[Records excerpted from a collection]
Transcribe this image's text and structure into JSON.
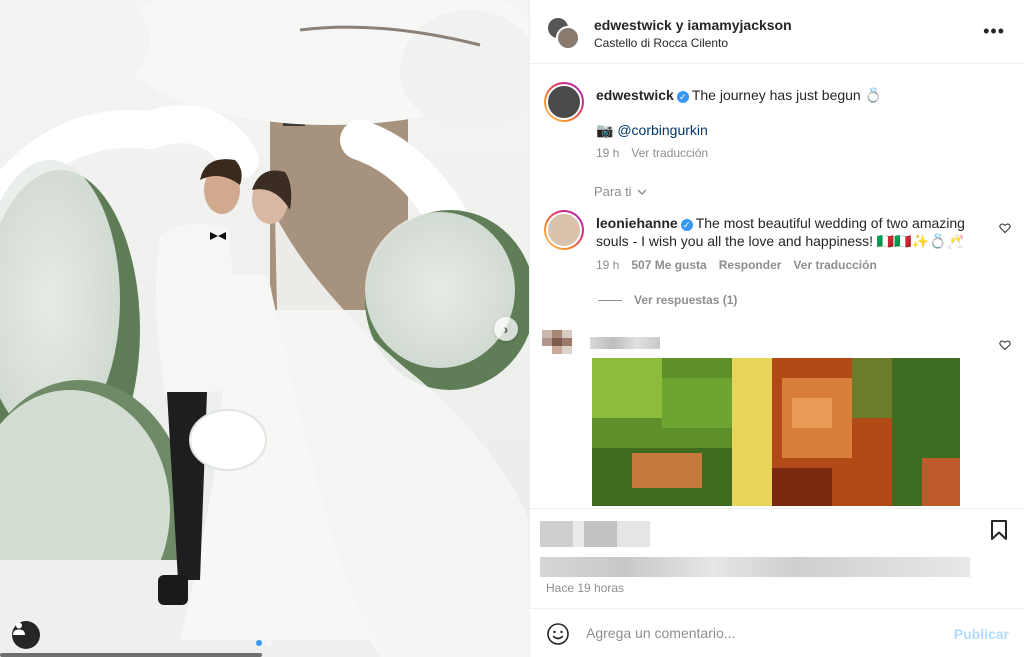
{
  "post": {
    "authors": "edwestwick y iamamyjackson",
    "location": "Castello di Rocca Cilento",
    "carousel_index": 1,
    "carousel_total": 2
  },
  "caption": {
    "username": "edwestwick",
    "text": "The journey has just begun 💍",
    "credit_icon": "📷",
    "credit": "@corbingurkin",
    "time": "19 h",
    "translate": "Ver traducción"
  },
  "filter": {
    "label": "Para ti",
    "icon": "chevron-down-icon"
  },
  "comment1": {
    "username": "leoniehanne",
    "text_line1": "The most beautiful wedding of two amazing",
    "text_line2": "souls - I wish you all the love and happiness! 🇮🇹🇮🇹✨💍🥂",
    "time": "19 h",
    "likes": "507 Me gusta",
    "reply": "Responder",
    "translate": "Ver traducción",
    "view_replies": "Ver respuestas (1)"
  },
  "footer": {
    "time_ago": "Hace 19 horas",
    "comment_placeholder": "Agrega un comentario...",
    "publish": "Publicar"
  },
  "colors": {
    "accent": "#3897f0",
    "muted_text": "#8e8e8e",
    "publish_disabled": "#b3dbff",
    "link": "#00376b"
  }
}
...
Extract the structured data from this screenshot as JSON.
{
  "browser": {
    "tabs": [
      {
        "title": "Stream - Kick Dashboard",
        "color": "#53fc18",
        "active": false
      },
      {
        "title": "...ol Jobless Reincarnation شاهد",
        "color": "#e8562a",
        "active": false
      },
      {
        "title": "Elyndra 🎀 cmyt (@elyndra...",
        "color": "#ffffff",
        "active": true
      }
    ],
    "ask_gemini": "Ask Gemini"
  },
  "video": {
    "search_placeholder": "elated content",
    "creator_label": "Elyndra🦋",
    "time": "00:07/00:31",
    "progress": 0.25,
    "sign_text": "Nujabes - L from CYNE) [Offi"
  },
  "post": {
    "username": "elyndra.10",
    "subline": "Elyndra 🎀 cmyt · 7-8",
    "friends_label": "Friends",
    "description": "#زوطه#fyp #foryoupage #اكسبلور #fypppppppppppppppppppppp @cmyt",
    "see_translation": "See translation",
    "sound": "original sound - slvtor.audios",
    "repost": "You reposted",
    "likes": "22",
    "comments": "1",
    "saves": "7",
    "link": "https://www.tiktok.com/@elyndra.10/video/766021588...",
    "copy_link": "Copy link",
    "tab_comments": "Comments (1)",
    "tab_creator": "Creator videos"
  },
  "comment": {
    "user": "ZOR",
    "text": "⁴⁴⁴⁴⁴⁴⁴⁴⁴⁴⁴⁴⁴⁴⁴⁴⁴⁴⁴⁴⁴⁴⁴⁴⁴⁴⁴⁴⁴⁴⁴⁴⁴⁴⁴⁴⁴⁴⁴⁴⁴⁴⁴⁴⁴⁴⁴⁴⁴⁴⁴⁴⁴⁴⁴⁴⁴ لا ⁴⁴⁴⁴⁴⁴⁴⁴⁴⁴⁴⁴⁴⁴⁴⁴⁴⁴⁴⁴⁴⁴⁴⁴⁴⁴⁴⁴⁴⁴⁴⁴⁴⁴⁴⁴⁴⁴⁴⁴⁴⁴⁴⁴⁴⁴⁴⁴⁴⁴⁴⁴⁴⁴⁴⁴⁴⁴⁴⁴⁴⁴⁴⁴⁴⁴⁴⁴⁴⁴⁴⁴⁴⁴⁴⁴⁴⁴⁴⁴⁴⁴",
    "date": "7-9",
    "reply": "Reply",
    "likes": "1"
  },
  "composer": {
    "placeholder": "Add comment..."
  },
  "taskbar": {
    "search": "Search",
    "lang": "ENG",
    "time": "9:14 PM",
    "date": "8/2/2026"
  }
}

**Work to do:**
Identify each line in the records above that contains the word "title", and copy it out in full.

**Reply to the task:**
        "title": "Stream - Kick Dashboard",
        "title": "...ol Jobless Reincarnation شاهد",
        "title": "Elyndra 🎀 cmyt (@elyndra...",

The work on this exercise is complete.